Hong Kong witnessed another huge anti-government march with seemingly no end in sight to the turmoil engulfing the finance hub, sparked by years of rising anger over Beijing's rule.
Hong Kong police fired multiple volleys of tear gas on Sunday night to clear crowds of anti-government protesters who had taken over streets in the heart of the city following another mass rally.
Riot officers equipped with masks and shields swarmed towards protesters who fled in multiple directions after a tense standoff close to a ferry terminal on the main island, an AFP reporter on the scene said.
Earlier, masked protesters threw eggs at China’s office in Hong Kong following another massive rally, focusing anger towards the embodiment of Beijing’s rule with no end in sight to the turmoil engulfing the finance hub.
TRT World spoke to Joel Flynn, who is at the scene.
The city has been plunged into its worst crisis in recent history by weeks of marches and sporadic violent confrontations between police and pockets of hardcore protesters.
The initial protests were lit by a now-suspended bill that would have allowed extraditions to mainland China.
But they have since evolved into a wider movement calling for democratic reforms, universal suffrage and a halt to sliding freedoms in the semi-autonomous territory.
Police have fired tear gas and rubber bullets, while the parliament has been trashed by protesters as Beijing’s authority faces its most serious challenge since Hong Kong was handed back to China in 1997.
On Sunday, thousands gathered in sweltering heat in Hong Kong for the latest in a series of mass protests.
Rally organisers lost their appeal to have the march route end in Central district, close to the scene where police in June fired rubber bullets and tear gas to disperse activists in some of the most violent protests to rock the city in decades.
The protest comes a day after tens of thousands gathered to voice support for the police force, who some have accused of using excessive force against activists, and call for an end to the violence.
Last weekend, two initially peaceful protests degenerated into running skirmishes between baton-wielding police and activists, resulting in scores of injuries and more than 40 arrests.
Lam has apologised for the turmoil the extradition bill has caused and declared it "dead". Opponents of the bill, which would allow extradition to China and which they fear could be used to silence dissent, say nothing short of its full withdrawal will do.
Under the terms of the handover from Britain in 1997, Hong Kong was allowed to retain extensive freedoms not enjoyed on the mainland under a "one country, two systems" formula, including an independent judiciary and right to protest.
But for many Hong Kong residents, the extradition bill is the latest step in a relentless march toward mainland control.
The protests have at times paralysed parts of the financial district, shut government offices and disrupted business operations across the city. Officials have also warned about the impact of the unrest on the economy.
A commentary published in the Chinese Communist Party's People's Daily newspaper on Sunday said: "If violence continues, it will inevitably deal a greater blow to Hong Kong's prosperity and stability."
China has condemned the violent protests as an "undisguised challenge" to the one country, two systems formula.
Police late on Friday seized a cache of explosives and weapons in an industrial building in the New Territories district of Tsuen Wan. Three people were arrested in connection with the seizure, which police described as the largest ever of its kind in Hong Kong.
They said it was unclear if the explosives were related to the protest.
Government and police headquarters, which have been targeted by protesters in previous rallies, were barricaded by massive water barriers on Sunday, while media said 5,000 police were being deployed for the rally.
Several major roads were closed off and global bank HSBC , in a rare move, pulled down large metal barriers on the street level of its gleaming skyscraper building.

= Information =
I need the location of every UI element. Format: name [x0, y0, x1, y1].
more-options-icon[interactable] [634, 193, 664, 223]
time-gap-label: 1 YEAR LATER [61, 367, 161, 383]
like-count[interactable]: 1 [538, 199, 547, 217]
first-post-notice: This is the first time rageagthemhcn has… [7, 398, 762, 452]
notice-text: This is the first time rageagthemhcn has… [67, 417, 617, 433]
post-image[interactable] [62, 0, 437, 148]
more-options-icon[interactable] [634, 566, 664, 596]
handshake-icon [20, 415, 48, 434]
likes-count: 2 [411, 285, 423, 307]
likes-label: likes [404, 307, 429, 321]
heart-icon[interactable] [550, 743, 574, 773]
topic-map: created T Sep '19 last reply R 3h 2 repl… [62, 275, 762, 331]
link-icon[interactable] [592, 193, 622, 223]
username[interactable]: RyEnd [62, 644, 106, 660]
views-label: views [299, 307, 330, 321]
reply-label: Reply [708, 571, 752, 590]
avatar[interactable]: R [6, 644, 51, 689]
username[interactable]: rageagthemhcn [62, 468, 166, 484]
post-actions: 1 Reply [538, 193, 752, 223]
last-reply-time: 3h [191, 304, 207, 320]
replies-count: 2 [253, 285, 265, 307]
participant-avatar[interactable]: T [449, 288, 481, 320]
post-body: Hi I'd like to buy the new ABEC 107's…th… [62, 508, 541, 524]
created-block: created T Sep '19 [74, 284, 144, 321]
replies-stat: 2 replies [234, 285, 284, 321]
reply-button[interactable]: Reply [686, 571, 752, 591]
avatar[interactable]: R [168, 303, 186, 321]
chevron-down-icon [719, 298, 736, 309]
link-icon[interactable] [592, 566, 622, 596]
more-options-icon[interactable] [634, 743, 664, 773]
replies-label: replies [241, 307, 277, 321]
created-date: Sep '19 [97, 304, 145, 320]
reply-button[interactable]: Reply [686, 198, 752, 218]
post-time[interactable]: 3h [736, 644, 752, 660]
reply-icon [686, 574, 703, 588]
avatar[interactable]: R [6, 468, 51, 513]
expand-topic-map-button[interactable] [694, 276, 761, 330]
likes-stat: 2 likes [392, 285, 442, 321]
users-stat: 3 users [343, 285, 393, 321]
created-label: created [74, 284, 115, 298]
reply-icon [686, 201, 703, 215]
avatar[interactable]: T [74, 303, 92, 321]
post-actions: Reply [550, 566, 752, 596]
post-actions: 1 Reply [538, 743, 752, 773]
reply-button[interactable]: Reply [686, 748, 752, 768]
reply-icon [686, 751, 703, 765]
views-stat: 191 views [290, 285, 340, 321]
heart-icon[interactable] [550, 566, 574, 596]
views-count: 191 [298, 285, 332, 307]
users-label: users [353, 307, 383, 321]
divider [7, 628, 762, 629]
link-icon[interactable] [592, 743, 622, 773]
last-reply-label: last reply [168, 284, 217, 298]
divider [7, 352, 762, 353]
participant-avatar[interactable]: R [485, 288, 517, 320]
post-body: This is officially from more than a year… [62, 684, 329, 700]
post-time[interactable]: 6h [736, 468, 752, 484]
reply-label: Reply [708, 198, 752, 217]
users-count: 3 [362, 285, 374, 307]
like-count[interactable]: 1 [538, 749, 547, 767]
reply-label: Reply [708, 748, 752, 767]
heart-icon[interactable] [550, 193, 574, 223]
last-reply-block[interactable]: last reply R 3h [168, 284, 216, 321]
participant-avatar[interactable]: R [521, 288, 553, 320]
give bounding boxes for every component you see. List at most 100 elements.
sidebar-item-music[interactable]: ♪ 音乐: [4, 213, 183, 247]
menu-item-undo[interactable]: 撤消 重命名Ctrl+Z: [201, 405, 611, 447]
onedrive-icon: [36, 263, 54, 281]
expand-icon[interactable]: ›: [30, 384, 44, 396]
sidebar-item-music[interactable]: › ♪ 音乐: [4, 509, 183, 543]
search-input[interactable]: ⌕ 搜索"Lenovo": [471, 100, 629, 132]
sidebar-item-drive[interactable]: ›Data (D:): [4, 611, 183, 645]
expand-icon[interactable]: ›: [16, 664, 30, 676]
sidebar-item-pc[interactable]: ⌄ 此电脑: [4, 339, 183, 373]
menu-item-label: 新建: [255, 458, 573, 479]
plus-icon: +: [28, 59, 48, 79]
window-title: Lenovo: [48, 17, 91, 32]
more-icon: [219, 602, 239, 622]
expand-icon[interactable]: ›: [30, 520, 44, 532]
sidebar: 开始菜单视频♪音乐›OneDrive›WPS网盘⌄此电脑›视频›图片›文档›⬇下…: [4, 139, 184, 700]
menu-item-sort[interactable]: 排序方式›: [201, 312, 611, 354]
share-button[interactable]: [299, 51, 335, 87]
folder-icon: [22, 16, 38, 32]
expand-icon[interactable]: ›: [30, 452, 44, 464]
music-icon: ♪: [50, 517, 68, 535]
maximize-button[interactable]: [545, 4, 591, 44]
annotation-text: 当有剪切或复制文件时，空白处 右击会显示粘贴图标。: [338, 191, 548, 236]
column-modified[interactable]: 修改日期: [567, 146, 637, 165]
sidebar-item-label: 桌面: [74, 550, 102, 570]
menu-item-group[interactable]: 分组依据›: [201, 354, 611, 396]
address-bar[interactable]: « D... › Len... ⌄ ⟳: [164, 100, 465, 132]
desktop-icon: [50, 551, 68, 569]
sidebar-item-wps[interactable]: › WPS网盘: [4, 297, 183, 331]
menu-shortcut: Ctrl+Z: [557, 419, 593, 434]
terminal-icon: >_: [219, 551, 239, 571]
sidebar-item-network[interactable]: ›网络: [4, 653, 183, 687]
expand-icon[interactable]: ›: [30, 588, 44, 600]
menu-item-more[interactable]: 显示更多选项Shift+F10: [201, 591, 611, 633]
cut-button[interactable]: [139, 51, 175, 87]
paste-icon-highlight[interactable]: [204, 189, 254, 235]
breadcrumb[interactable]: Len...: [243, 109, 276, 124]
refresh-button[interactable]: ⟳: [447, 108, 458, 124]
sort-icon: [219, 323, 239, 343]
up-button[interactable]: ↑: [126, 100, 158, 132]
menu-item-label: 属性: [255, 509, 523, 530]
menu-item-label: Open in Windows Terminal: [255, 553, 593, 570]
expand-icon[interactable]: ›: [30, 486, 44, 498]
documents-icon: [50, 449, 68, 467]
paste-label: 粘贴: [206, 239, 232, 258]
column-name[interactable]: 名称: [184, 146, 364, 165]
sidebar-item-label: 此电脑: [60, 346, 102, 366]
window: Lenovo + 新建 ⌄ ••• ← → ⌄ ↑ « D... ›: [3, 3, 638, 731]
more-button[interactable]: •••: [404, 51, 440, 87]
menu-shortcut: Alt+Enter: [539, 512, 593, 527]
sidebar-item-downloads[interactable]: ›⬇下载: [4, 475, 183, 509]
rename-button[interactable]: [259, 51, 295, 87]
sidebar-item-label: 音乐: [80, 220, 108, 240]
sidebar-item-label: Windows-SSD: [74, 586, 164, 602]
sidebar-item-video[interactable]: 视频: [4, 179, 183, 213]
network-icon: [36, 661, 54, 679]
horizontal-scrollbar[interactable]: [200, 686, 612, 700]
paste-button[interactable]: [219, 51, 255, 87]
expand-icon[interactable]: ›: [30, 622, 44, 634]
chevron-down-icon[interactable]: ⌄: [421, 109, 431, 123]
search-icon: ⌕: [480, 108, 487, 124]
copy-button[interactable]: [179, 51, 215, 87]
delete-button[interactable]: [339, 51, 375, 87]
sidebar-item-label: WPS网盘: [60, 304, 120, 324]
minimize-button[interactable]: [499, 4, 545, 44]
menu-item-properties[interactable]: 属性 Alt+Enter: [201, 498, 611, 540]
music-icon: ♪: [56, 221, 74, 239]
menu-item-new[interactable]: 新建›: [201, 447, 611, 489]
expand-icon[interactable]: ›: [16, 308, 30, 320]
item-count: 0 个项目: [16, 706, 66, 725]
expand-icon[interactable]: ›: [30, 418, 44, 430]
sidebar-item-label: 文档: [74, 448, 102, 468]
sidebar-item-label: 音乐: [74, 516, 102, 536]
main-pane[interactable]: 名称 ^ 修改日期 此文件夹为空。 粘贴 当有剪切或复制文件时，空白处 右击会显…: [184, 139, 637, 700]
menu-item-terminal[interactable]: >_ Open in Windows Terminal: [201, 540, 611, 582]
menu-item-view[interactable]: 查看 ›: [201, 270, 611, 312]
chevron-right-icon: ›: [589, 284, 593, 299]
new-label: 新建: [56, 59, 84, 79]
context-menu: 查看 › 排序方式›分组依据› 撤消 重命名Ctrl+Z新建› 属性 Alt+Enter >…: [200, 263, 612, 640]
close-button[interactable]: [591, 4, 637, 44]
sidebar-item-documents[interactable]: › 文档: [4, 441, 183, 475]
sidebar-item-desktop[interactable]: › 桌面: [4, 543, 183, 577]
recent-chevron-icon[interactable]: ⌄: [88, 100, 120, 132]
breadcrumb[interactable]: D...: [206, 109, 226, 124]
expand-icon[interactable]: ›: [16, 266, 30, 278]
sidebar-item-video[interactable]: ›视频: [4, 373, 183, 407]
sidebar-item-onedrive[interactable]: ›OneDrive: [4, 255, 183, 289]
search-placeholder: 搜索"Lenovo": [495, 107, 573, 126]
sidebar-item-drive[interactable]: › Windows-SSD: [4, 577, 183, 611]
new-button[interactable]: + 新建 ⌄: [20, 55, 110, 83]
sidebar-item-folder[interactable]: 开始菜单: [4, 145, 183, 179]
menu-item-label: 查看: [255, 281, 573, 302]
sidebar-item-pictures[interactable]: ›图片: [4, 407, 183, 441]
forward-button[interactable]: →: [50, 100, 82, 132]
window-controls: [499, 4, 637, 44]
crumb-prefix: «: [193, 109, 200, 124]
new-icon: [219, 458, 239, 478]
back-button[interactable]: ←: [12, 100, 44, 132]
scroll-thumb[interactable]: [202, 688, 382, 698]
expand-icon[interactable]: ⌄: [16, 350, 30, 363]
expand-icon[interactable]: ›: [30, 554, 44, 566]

= Problem set =
[A] In the Hong Kong protest report, write out the part that opens with the words containing "On Sunday, thousands" and closes with "than 40 arrests.", swapping "sweltering heat" for "stifling heat".
[B] Answer these questions using the Hong Kong protest report:
(i) What did the bill that lit the initial protests propose to allow?
(ii) According to media, how many police were being deployed for Sunday's rally?
(iii) In what year was Hong Kong handed back to China?

= Results of the tasks =
[A]
On Sunday, thousands gathered in stifling heat in Hong Kong for the latest in a series of mass protests.
Rally organisers lost their appeal to have the march route end in Central district, close to the scene where police in June fired rubber bullets and tear gas to disperse activists in some of the most violent protests to rock the city in decades.
The protest comes a day after tens of thousands gathered to voice support for the police force, who some have accused of using excessive force against activists, and call for an end to the violence.
Last weekend, two initially peaceful protests degenerated into running skirmishes between baton-wielding police and activists, resulting in scores of injuries and more than 40 arrests.

[B]
(i) Extraditions to mainland China
(ii) 5,000
(iii) 1997